[Begin DATASET ROWS]

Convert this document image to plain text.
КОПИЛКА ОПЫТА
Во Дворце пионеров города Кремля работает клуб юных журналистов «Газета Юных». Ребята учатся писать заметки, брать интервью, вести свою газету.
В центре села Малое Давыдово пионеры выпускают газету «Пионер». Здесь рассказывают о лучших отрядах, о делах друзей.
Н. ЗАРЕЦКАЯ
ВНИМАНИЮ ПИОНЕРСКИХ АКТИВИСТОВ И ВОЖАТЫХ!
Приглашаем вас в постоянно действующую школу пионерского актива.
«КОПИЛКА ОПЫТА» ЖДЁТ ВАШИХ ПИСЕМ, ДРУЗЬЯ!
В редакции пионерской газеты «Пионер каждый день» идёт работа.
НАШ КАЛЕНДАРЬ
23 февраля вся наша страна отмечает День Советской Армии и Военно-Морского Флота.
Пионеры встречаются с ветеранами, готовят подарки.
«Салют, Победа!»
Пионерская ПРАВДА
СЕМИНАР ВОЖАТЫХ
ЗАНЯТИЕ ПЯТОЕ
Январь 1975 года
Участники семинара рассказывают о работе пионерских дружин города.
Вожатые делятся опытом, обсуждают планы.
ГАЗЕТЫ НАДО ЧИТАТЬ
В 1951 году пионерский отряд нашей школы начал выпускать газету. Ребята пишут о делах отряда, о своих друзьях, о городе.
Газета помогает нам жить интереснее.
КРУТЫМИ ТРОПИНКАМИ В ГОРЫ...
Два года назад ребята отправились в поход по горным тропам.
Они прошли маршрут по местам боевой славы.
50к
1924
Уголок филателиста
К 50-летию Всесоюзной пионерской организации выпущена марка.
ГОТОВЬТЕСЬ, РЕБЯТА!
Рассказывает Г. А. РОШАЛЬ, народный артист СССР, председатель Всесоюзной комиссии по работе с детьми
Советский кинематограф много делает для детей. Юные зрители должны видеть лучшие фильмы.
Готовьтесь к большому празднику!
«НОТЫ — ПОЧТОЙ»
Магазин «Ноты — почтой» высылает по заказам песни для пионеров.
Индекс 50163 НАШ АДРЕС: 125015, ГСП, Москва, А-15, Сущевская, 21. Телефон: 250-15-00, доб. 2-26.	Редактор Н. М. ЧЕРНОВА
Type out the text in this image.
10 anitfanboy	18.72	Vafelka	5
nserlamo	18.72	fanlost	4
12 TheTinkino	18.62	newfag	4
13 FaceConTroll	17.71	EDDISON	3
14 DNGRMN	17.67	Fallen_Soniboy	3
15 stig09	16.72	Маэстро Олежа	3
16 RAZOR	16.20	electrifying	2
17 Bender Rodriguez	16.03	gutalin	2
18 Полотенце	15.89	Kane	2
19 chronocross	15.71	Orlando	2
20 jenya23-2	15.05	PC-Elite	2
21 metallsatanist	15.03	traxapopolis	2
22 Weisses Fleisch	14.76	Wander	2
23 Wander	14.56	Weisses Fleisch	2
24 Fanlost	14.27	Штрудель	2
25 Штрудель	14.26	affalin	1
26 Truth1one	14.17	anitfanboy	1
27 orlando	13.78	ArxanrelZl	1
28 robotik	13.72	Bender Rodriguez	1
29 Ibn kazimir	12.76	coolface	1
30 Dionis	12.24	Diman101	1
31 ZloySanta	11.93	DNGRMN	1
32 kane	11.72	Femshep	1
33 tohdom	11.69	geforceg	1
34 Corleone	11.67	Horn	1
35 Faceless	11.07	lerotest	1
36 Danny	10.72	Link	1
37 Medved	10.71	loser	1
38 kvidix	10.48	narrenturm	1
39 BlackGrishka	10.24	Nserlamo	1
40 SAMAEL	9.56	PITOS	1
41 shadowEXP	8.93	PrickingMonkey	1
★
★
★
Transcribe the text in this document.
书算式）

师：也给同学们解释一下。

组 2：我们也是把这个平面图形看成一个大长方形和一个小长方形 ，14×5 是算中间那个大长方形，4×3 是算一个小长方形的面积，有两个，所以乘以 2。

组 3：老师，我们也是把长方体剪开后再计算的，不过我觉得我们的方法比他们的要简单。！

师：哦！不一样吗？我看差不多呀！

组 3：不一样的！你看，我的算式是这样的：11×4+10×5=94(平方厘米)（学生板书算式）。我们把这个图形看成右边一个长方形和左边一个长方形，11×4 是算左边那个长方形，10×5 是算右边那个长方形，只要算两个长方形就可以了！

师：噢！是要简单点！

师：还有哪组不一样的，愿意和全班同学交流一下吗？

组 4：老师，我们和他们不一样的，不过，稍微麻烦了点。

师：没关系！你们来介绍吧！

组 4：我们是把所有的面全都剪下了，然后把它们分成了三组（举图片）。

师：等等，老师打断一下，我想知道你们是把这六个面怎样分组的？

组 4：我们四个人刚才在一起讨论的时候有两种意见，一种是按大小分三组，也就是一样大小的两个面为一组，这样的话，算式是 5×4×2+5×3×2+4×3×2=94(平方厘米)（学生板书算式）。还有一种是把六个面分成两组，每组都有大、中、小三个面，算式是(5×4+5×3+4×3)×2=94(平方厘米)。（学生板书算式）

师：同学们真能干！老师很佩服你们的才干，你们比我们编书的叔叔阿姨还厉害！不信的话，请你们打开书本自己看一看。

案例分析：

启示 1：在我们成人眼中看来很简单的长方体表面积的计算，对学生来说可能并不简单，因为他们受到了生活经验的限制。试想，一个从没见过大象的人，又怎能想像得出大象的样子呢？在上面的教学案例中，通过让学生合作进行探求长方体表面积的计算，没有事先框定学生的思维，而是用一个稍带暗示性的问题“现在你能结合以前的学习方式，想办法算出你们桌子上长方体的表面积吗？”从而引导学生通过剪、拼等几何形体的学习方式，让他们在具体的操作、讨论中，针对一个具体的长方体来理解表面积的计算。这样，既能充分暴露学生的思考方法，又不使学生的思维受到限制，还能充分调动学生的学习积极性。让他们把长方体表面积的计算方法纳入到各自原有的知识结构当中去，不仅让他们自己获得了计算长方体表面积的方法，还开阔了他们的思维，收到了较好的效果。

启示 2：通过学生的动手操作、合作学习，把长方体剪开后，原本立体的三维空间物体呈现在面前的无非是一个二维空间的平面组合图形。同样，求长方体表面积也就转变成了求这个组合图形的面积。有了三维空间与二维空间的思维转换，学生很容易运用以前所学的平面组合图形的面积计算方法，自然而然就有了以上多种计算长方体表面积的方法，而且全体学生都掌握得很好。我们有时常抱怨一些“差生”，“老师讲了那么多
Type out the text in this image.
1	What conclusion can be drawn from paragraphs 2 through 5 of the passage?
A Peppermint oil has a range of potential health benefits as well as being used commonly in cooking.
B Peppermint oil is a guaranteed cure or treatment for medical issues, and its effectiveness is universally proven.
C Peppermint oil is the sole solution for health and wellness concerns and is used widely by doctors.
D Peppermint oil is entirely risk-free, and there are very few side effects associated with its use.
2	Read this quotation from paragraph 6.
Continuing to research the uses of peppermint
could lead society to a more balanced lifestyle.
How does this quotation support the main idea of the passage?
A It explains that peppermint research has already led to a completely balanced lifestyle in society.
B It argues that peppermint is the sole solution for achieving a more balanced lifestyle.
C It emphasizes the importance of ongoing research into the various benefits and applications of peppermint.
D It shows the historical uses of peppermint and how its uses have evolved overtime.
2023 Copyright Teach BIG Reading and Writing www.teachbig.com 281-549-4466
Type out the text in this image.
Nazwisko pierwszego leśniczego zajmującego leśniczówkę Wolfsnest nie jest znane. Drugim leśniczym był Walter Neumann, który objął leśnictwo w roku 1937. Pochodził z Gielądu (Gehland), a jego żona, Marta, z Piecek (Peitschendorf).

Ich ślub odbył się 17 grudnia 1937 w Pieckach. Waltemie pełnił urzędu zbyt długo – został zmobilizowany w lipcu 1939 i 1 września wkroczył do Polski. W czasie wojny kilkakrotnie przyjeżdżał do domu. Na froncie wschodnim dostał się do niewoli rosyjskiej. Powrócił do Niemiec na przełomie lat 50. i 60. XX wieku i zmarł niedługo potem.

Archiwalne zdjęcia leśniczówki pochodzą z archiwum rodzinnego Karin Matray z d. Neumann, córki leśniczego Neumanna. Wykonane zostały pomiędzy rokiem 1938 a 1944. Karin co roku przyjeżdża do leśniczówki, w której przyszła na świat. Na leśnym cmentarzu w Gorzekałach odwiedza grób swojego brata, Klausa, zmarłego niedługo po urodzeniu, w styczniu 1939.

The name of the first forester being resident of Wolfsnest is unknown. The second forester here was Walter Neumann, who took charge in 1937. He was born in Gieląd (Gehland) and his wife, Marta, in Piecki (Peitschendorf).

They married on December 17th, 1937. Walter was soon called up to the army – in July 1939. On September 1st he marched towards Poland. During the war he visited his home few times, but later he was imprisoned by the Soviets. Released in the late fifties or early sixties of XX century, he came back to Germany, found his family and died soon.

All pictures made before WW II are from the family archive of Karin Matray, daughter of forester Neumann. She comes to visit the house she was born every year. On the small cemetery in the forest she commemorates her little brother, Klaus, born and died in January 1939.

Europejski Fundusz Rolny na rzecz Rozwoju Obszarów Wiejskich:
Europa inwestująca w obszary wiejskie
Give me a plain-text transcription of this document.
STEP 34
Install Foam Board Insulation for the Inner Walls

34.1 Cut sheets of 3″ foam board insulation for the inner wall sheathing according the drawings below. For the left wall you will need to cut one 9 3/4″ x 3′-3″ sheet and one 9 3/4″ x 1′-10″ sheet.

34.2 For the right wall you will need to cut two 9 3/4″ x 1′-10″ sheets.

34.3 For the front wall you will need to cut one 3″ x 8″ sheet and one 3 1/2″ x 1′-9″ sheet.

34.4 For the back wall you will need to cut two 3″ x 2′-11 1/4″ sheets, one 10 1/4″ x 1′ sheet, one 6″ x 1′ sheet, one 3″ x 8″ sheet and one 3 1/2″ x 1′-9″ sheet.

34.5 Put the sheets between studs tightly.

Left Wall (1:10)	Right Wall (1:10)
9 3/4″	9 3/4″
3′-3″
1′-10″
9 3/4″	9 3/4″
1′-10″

[End DATASET ROWS]

Every line in the data that holds "balanced" should be copied out.

→ SOLUTION TO THIS EXERCISE:
could lead society to a more balanced lifestyle.
A It explains that peppermint research has already led to a completely balanced lifestyle in society.
B It argues that peppermint is the sole solution for achieving a more balanced lifestyle.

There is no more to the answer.